Data extract:
^^^^

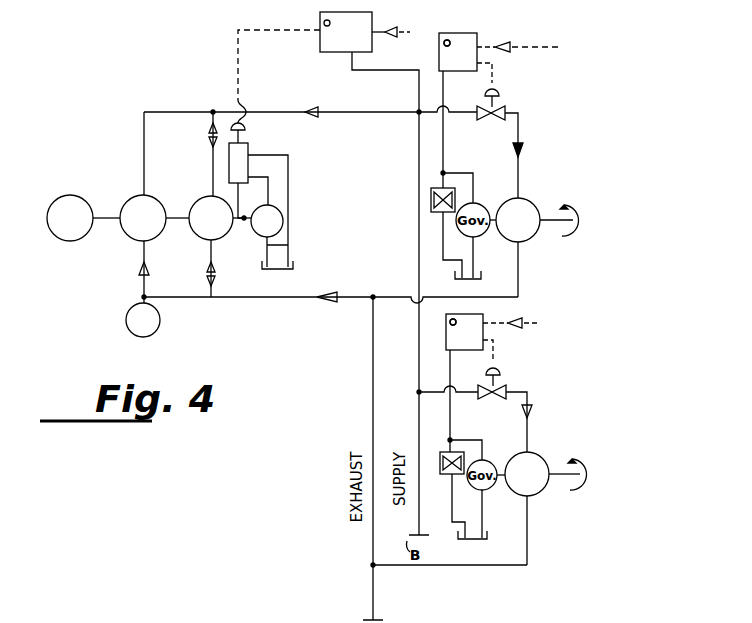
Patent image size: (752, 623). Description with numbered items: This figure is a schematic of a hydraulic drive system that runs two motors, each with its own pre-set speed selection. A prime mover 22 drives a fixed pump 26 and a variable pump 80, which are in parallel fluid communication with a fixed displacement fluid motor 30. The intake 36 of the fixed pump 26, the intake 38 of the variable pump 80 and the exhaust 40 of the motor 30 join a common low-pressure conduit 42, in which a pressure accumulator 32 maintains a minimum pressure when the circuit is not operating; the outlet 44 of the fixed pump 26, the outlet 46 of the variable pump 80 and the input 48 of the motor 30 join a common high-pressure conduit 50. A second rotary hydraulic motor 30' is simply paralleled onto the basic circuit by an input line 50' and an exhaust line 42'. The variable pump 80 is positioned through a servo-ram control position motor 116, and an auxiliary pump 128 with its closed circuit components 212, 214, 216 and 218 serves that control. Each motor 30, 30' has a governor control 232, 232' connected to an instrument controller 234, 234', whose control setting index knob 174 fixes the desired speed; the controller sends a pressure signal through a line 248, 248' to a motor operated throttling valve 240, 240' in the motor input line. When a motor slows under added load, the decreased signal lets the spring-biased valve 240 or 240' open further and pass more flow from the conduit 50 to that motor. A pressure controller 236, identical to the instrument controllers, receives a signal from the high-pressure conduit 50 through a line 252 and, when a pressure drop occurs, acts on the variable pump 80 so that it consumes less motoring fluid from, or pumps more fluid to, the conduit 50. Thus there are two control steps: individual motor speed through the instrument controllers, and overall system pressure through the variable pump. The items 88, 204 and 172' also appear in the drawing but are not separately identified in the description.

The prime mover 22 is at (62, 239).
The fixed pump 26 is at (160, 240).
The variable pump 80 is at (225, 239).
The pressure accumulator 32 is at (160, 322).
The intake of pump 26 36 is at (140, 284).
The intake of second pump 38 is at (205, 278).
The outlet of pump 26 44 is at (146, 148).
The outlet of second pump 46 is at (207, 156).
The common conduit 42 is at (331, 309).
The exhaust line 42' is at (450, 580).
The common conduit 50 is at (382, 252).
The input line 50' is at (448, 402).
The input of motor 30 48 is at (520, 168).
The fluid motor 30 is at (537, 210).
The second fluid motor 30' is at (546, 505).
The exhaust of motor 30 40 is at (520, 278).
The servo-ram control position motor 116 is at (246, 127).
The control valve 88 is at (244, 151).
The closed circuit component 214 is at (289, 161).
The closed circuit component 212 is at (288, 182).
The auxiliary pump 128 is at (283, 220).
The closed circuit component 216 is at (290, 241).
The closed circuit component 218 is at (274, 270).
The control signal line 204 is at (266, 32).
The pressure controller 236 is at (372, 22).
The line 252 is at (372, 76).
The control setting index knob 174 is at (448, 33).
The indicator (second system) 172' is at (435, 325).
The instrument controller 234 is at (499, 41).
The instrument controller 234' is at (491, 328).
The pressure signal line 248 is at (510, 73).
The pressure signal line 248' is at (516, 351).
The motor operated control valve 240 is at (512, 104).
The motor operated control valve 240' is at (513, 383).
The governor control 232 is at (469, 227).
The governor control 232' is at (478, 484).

^^^^

Copy out the listing above word for word, leaving out the pictures.

Patent image size: (752, 623). Description with numbered items: This figure is a schematic of a hydraulic drive system that runs two motors, each with its own pre-set speed selection. A prime mover 22 drives a fixed pump 26 and a variable pump 80, which are in parallel fluid communication with a fixed displacement fluid motor 30. The intake 36 of the fixed pump 26, the intake 38 of the variable pump 80 and the exhaust 40 of the motor 30 join a common low-pressure conduit 42, in which a pressure accumulator 32 maintains a minimum pressure when the circuit is not operating; the outlet 44 of the fixed pump 26, the outlet 46 of the variable pump 80 and the input 48 of the motor 30 join a common high-pressure conduit 50. A second rotary hydraulic motor 30' is simply paralleled onto the basic circuit by an input line 50' and an exhaust line 42'. The variable pump 80 is positioned through a servo-ram control position motor 116, and an auxiliary pump 128 with its closed circuit components 212, 214, 216 and 218 serves that control. Each motor 30, 30' has a governor control 232, 232' connected to an instrument controller 234, 234', whose control setting index knob 174 fixes the desired speed; the controller sends a pressure signal through a line 248, 248' to a motor operated throttling valve 240, 240' in the motor input line. When a motor slows under added load, the decreased signal lets the spring-biased valve 240 or 240' open further and pass more flow from the conduit 50 to that motor. A pressure controller 236, identical to the instrument controllers, receives a signal from the high-pressure conduit 50 through a line 252 and, when a pressure drop occurs, acts on the variable pump 80 so that it consumes less motoring fluid from, or pumps more fluid to, the conduit 50. Thus there are two control steps: individual motor speed through the instrument controllers, and overall system pressure through the variable pump. The items 88, 204 and 172' also appear in the drawing but are not separately identified in the description.

The prime mover 22 is at (62, 239).
The fixed pump 26 is at (160, 240).
The variable pump 80 is at (225, 239).
The pressure accumulator 32 is at (160, 322).
The intake of pump 26 36 is at (140, 284).
The intake of second pump 38 is at (205, 278).
The outlet of pump 26 44 is at (146, 148).
The outlet of second pump 46 is at (207, 156).
The common conduit 42 is at (331, 309).
The exhaust line 42' is at (450, 580).
The common conduit 50 is at (382, 252).
The input line 50' is at (448, 402).
The input of motor 30 48 is at (520, 168).
The fluid motor 30 is at (537, 210).
The second fluid motor 30' is at (546, 505).
The exhaust of motor 30 40 is at (520, 278).
The servo-ram control position motor 116 is at (246, 127).
The control valve 88 is at (244, 151).
The closed circuit component 214 is at (289, 161).
The closed circuit component 212 is at (288, 182).
The auxiliary pump 128 is at (283, 220).
The closed circuit component 216 is at (290, 241).
The closed circuit component 218 is at (274, 270).
The control signal line 204 is at (266, 32).
The pressure controller 236 is at (372, 22).
The line 252 is at (372, 76).
The control setting index knob 174 is at (448, 33).
The indicator (second system) 172' is at (435, 325).
The instrument controller 234 is at (499, 41).
The instrument controller 234' is at (491, 328).
The pressure signal line 248 is at (510, 73).
The pressure signal line 248' is at (516, 351).
The motor operated control valve 240 is at (512, 104).
The motor operated control valve 240' is at (513, 383).
The governor control 232 is at (469, 227).
The governor control 232' is at (478, 484).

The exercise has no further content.